*GIVEN PROBLEM*: What is the number of lines in the data that hold the string "true"? Reply with that number only.

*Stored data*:
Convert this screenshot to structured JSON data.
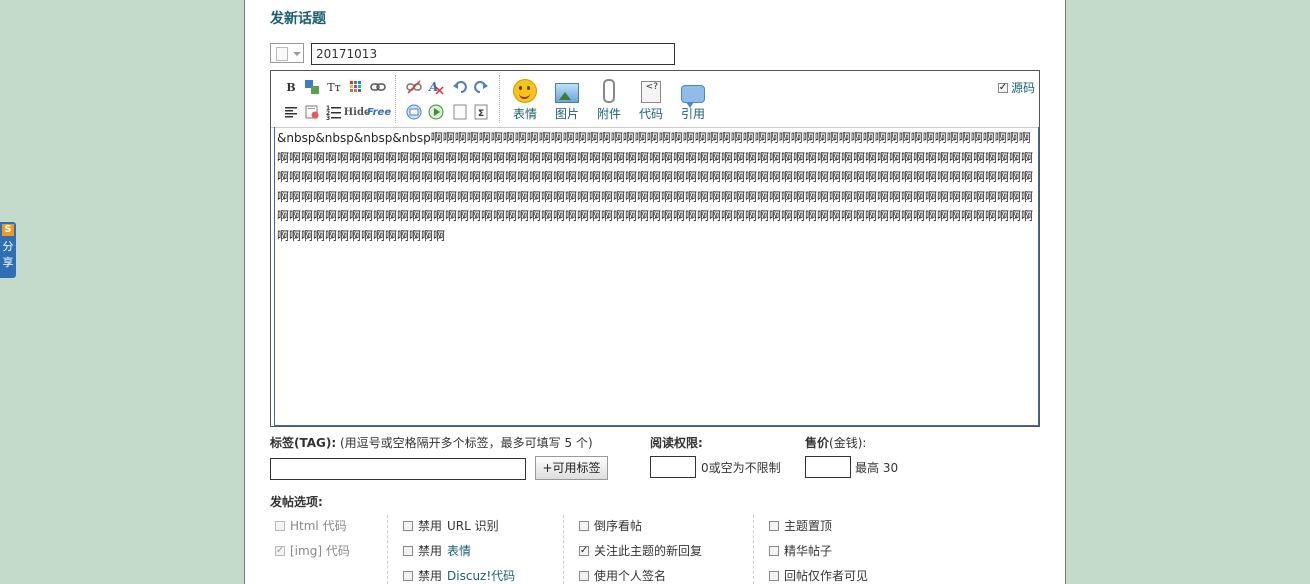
{
  "page": {
    "title": "发新话题",
    "subject_value": "20171013"
  },
  "toolbar": {
    "bold": "B",
    "font_size": "Tт",
    "hide": "Hide",
    "free": "Free",
    "big_buttons": [
      {
        "label": "表情",
        "icon": "smiley-icon"
      },
      {
        "label": "图片",
        "icon": "image-icon"
      },
      {
        "label": "附件",
        "icon": "paperclip-icon"
      },
      {
        "label": "代码",
        "icon": "code-icon"
      },
      {
        "label": "引用",
        "icon": "quote-icon"
      }
    ],
    "source_label": "源码",
    "source_checked": true
  },
  "editor": {
    "content": "&nbsp&nbsp&nbsp&nbsp啊啊啊啊啊啊啊啊啊啊啊啊啊啊啊啊啊啊啊啊啊啊啊啊啊啊啊啊啊啊啊啊啊啊啊啊啊啊啊啊啊啊啊啊啊啊啊啊啊啊啊啊啊啊啊啊啊啊啊啊啊啊啊啊啊啊啊啊啊啊啊啊啊啊啊啊啊啊啊啊啊啊啊啊啊啊啊啊啊啊啊啊啊啊啊啊啊啊啊啊啊啊啊啊啊啊啊啊啊啊啊啊啊啊啊啊啊啊啊啊啊啊啊啊啊啊啊啊啊啊啊啊啊啊啊啊啊啊啊啊啊啊啊啊啊啊啊啊啊啊啊啊啊啊啊啊啊啊啊啊啊啊啊啊啊啊啊啊啊啊啊啊啊啊啊啊啊啊啊啊啊啊啊啊啊啊啊啊啊啊啊啊啊啊啊啊啊啊啊啊啊啊啊啊啊啊啊啊啊啊啊啊啊啊啊啊啊啊啊啊啊啊啊啊啊啊啊啊啊啊啊啊啊啊啊啊啊啊啊啊啊啊啊啊啊啊啊啊啊啊啊啊啊啊啊啊啊啊啊啊啊啊啊啊啊啊啊啊啊啊啊啊啊啊啊啊啊啊啊啊啊啊啊啊啊啊啊啊啊啊啊啊啊啊啊啊啊啊啊啊啊啊啊啊啊啊啊啊啊啊啊啊啊啊啊啊"
  },
  "tags": {
    "label": "标签(TAG):",
    "hint": "(用逗号或空格隔开多个标签，最多可填写 5 个)",
    "button": "+可用标签",
    "value": ""
  },
  "read_perm": {
    "label": "阅读权限:",
    "hint": "0或空为不限制",
    "value": ""
  },
  "price": {
    "label": "售价",
    "unit": "(金钱):",
    "hint": "最高 30",
    "value": ""
  },
  "options": {
    "title": "发帖选项:",
    "col1": [
      {
        "label": "Html 代码",
        "checked": false,
        "disabled": true
      },
      {
        "label": "[img] 代码",
        "checked": true,
        "disabled": true
      }
    ],
    "col2": [
      {
        "prefix": "禁用",
        "label": "URL 识别",
        "checked": false,
        "link": false
      },
      {
        "prefix": "禁用",
        "label": "表情",
        "checked": false,
        "link": true
      },
      {
        "prefix": "禁用",
        "label": "Discuz!代码",
        "checked": false,
        "link": true
      }
    ],
    "col3": [
      {
        "label": "倒序看帖",
        "checked": false
      },
      {
        "label": "关注此主题的新回复",
        "checked": true
      },
      {
        "label": "使用个人签名",
        "checked": false
      }
    ],
    "col4": [
      {
        "label": "主题置顶",
        "checked": false
      },
      {
        "label": "精华帖子",
        "checked": false
      },
      {
        "label": "回帖仅作者可见",
        "checked": false
      }
    ]
  },
  "share": {
    "logo": "S",
    "label_1": "分",
    "label_2": "享"
  }
}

*COMPLETE OUTPUT*: 7